▶ _Instructions to follow_
Output each entry verbatim and exclude every picture from it.

▶ _Listed entries_
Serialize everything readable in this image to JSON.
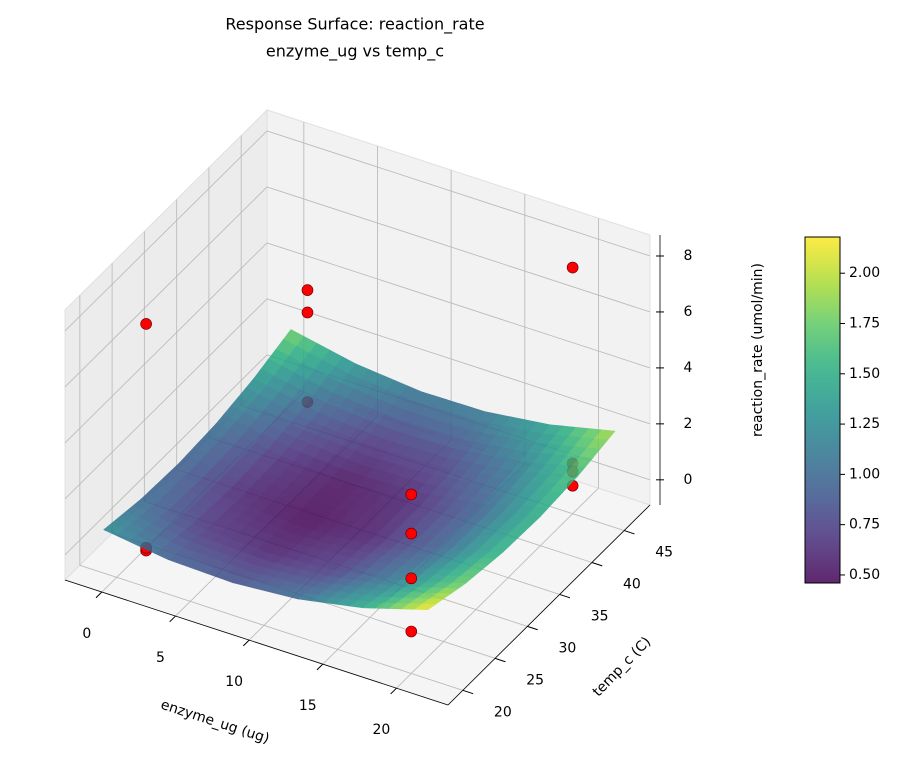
{
  "chart_data": {
    "type": "surface",
    "title": "Response Surface: reaction_rate",
    "subtitle": "enzyme_ug vs temp_c",
    "xlabel": "enzyme_ug (ug)",
    "ylabel": "temp_c (C)",
    "zlabel": "reaction_rate (umol/min)",
    "xlim": [
      -2.5,
      23.5
    ],
    "ylim": [
      17.7,
      49
    ],
    "zlim": [
      -0.9,
      8.75
    ],
    "xticks": [
      0,
      5,
      10,
      15,
      20
    ],
    "yticks": [
      20,
      25,
      30,
      35,
      40,
      45
    ],
    "zticks": [
      0,
      2,
      4,
      6,
      8
    ],
    "grid": true,
    "surface": {
      "x": [
        0,
        4.4,
        8.8,
        13.2,
        17.6,
        22
      ],
      "y": [
        18,
        23.8,
        29.6,
        35.4,
        41.2,
        47
      ],
      "z": [
        [
          1.26,
          0.94,
          0.87,
          1.05,
          1.49,
          2.18
        ],
        [
          1.03,
          0.68,
          0.58,
          0.73,
          1.14,
          1.79
        ],
        [
          0.97,
          0.59,
          0.46,
          0.58,
          0.95,
          1.58
        ],
        [
          1.07,
          0.66,
          0.5,
          0.59,
          0.93,
          1.53
        ],
        [
          1.35,
          0.9,
          0.71,
          0.77,
          1.09,
          1.65
        ],
        [
          1.79,
          1.32,
          1.09,
          1.12,
          1.41,
          1.94
        ]
      ],
      "colormap": "viridis",
      "clim": [
        0.46,
        2.18
      ],
      "cbar_ticks": [
        {
          "value": 0.5,
          "label": "0.50"
        },
        {
          "value": 0.75,
          "label": "0.75"
        },
        {
          "value": 1.0,
          "label": "1.00"
        },
        {
          "value": 1.25,
          "label": "1.25"
        },
        {
          "value": 1.5,
          "label": "1.50"
        },
        {
          "value": 1.75,
          "label": "1.75"
        },
        {
          "value": 2.0,
          "label": "2.00"
        }
      ]
    },
    "points": {
      "color": "#ff0000",
      "x": [
        2,
        2,
        2,
        2,
        2,
        2,
        20,
        20,
        20,
        20,
        20,
        20,
        20,
        20
      ],
      "y": [
        20,
        20,
        20,
        45,
        45,
        45,
        20,
        20,
        20,
        20,
        45,
        45,
        45,
        45
      ],
      "z": [
        0.4,
        0.5,
        8.5,
        4.0,
        3.2,
        0.0,
        5.5,
        4.1,
        2.5,
        0.6,
        7.9,
        0.9,
        0.6,
        0.1
      ]
    }
  }
}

▶ _Expected answer_
Serialize everything readable in this image to JSON.
{
  "chart_data": {
    "type": "surface",
    "title": "Response Surface: reaction_rate",
    "subtitle": "enzyme_ug vs temp_c",
    "xlabel": "enzyme_ug (ug)",
    "ylabel": "temp_c (C)",
    "zlabel": "reaction_rate (umol/min)",
    "xlim": [
      -2.5,
      23.5
    ],
    "ylim": [
      17.7,
      49
    ],
    "zlim": [
      -0.9,
      8.75
    ],
    "xticks": [
      0,
      5,
      10,
      15,
      20
    ],
    "yticks": [
      20,
      25,
      30,
      35,
      40,
      45
    ],
    "zticks": [
      0,
      2,
      4,
      6,
      8
    ],
    "grid": true,
    "surface": {
      "x": [
        0,
        4.4,
        8.8,
        13.2,
        17.6,
        22
      ],
      "y": [
        18,
        23.8,
        29.6,
        35.4,
        41.2,
        47
      ],
      "z": [
        [
          1.26,
          0.94,
          0.87,
          1.05,
          1.49,
          2.18
        ],
        [
          1.03,
          0.68,
          0.58,
          0.73,
          1.14,
          1.79
        ],
        [
          0.97,
          0.59,
          0.46,
          0.58,
          0.95,
          1.58
        ],
        [
          1.07,
          0.66,
          0.5,
          0.59,
          0.93,
          1.53
        ],
        [
          1.35,
          0.9,
          0.71,
          0.77,
          1.09,
          1.65
        ],
        [
          1.79,
          1.32,
          1.09,
          1.12,
          1.41,
          1.94
        ]
      ],
      "colormap": "viridis",
      "clim": [
        0.46,
        2.18
      ],
      "cbar_ticks": [
        {
          "value": 0.5,
          "label": "0.50"
        },
        {
          "value": 0.75,
          "label": "0.75"
        },
        {
          "value": 1.0,
          "label": "1.00"
        },
        {
          "value": 1.25,
          "label": "1.25"
        },
        {
          "value": 1.5,
          "label": "1.50"
        },
        {
          "value": 1.75,
          "label": "1.75"
        },
        {
          "value": 2.0,
          "label": "2.00"
        }
      ]
    },
    "points": {
      "color": "#ff0000",
      "x": [
        2,
        2,
        2,
        2,
        2,
        2,
        20,
        20,
        20,
        20,
        20,
        20,
        20,
        20
      ],
      "y": [
        20,
        20,
        20,
        45,
        45,
        45,
        20,
        20,
        20,
        20,
        45,
        45,
        45,
        45
      ],
      "z": [
        0.4,
        0.5,
        8.5,
        4.0,
        3.2,
        0.0,
        5.5,
        4.1,
        2.5,
        0.6,
        7.9,
        0.9,
        0.6,
        0.1
      ]
    }
  }
}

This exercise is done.